BRIEF. Can you retype the listing from its first line through the line containing "proceed-button[interactable]: Proceed 继续", both included, keeping every character unchanged?

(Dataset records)
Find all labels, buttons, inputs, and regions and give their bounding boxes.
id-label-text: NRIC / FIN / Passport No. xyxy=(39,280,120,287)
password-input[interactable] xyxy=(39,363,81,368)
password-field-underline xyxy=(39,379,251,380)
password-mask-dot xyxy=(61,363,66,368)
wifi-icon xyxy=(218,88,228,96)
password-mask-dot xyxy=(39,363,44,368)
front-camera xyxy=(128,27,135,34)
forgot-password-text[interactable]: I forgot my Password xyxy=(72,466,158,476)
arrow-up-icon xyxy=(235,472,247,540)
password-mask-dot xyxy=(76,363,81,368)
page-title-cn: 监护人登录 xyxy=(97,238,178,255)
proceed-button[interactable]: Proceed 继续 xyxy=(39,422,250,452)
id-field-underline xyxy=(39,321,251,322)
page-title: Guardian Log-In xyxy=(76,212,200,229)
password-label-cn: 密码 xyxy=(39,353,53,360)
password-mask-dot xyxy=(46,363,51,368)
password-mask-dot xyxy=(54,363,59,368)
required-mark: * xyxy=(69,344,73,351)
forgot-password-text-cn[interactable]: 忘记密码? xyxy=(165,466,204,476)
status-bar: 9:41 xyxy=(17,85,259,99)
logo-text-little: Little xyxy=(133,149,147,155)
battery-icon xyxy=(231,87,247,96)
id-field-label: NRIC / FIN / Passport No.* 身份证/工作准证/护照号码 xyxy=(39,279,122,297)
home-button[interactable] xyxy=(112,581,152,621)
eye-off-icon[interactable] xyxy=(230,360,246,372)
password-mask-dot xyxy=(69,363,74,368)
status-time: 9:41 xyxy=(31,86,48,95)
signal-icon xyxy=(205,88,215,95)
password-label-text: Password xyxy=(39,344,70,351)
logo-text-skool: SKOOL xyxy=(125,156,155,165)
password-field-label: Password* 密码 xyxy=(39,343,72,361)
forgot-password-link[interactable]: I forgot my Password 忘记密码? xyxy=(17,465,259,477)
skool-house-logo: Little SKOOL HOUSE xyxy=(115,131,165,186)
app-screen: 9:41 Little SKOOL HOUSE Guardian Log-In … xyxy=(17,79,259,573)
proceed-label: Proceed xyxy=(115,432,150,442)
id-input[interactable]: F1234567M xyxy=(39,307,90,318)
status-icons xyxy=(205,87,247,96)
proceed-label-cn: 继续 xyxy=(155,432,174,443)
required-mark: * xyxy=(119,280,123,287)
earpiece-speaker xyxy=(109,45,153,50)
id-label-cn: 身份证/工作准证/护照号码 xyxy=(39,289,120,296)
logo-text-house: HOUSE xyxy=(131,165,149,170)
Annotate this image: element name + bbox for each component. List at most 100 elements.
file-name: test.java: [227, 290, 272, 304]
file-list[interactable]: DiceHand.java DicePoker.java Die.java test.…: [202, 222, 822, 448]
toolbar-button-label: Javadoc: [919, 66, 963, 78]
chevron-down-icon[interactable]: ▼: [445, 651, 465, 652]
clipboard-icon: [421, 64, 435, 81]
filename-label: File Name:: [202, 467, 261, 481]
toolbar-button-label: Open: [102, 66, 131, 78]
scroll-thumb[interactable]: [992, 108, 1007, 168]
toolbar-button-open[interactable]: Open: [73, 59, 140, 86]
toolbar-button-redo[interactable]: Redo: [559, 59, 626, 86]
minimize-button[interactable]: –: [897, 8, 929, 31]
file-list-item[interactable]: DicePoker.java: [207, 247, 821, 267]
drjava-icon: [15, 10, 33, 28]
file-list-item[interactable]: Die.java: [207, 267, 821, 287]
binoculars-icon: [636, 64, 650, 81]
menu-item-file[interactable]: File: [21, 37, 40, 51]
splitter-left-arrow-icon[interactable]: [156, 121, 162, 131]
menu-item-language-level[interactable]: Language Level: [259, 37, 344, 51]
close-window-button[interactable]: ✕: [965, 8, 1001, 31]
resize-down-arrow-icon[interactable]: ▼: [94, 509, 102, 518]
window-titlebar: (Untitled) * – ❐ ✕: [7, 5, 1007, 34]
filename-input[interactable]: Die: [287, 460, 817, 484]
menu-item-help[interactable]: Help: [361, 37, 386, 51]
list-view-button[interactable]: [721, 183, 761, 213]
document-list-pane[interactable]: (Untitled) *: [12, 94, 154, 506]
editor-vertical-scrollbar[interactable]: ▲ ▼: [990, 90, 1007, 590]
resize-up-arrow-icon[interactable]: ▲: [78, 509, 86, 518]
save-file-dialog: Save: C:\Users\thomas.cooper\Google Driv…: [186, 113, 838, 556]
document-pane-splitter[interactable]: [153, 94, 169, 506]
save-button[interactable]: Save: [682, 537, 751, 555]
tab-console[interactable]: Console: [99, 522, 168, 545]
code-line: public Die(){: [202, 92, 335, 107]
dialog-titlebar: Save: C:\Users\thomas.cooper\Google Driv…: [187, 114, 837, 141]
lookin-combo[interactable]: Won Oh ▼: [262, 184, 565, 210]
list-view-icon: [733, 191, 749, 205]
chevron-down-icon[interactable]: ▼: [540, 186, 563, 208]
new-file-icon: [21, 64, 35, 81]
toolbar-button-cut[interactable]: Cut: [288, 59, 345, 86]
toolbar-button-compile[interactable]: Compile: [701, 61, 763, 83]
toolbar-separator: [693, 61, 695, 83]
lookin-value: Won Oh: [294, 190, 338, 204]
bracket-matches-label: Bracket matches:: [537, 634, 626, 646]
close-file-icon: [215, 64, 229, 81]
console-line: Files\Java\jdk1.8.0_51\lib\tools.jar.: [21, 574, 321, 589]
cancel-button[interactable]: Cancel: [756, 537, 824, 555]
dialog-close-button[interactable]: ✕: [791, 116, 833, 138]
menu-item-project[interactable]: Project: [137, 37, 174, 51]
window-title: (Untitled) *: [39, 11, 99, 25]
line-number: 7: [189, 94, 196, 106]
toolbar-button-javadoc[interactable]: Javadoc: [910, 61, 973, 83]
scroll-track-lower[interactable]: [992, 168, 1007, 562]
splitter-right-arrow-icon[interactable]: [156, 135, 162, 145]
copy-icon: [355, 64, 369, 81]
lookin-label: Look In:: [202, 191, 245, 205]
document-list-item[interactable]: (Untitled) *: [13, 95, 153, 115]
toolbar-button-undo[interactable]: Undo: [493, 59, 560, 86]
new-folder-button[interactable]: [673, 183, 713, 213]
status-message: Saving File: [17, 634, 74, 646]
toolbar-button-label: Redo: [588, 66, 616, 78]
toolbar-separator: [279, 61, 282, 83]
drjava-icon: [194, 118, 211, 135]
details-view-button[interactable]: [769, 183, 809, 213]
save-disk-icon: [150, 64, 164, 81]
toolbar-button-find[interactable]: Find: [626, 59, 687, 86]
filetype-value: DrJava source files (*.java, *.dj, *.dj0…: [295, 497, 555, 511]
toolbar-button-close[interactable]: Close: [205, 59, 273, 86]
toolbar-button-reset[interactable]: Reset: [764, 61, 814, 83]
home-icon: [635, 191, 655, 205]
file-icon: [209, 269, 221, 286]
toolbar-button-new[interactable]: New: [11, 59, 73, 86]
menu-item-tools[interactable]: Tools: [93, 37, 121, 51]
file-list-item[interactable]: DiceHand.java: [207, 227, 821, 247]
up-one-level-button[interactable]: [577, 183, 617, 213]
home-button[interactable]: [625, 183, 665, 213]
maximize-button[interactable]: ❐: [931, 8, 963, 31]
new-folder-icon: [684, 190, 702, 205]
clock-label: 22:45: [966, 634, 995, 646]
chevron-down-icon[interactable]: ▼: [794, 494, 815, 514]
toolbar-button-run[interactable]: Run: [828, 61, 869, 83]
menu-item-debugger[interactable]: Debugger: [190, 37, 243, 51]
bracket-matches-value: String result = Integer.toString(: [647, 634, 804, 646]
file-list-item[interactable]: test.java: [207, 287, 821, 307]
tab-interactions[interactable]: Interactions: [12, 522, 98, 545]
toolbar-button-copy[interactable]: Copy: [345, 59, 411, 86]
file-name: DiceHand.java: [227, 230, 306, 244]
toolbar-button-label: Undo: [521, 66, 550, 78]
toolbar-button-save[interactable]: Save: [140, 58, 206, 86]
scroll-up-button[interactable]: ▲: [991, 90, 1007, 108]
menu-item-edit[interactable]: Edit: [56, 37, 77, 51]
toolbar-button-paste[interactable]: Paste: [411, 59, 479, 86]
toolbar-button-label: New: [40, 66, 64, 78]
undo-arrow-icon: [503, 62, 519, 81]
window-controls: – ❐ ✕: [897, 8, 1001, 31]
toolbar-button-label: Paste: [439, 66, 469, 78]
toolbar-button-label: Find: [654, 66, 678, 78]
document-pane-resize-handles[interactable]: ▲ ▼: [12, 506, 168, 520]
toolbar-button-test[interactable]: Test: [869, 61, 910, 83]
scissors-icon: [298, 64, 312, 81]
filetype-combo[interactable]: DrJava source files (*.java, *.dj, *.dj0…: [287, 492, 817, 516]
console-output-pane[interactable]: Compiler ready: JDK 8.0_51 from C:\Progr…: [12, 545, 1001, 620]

EXERCISE OUTPUT.
Find all labels, buttons, inputs, and regions and give their bounding boxes.
id-label-text: NRIC / FIN / Passport No. xyxy=(39,280,120,287)
password-input[interactable] xyxy=(39,363,81,368)
password-field-underline xyxy=(39,379,251,380)
password-mask-dot xyxy=(61,363,66,368)
wifi-icon xyxy=(218,88,228,96)
password-mask-dot xyxy=(39,363,44,368)
front-camera xyxy=(128,27,135,34)
forgot-password-text[interactable]: I forgot my Password xyxy=(72,466,158,476)
arrow-up-icon xyxy=(235,472,247,540)
password-mask-dot xyxy=(76,363,81,368)
page-title-cn: 监护人登录 xyxy=(97,238,178,255)
proceed-button[interactable]: Proceed 继续 xyxy=(39,422,250,452)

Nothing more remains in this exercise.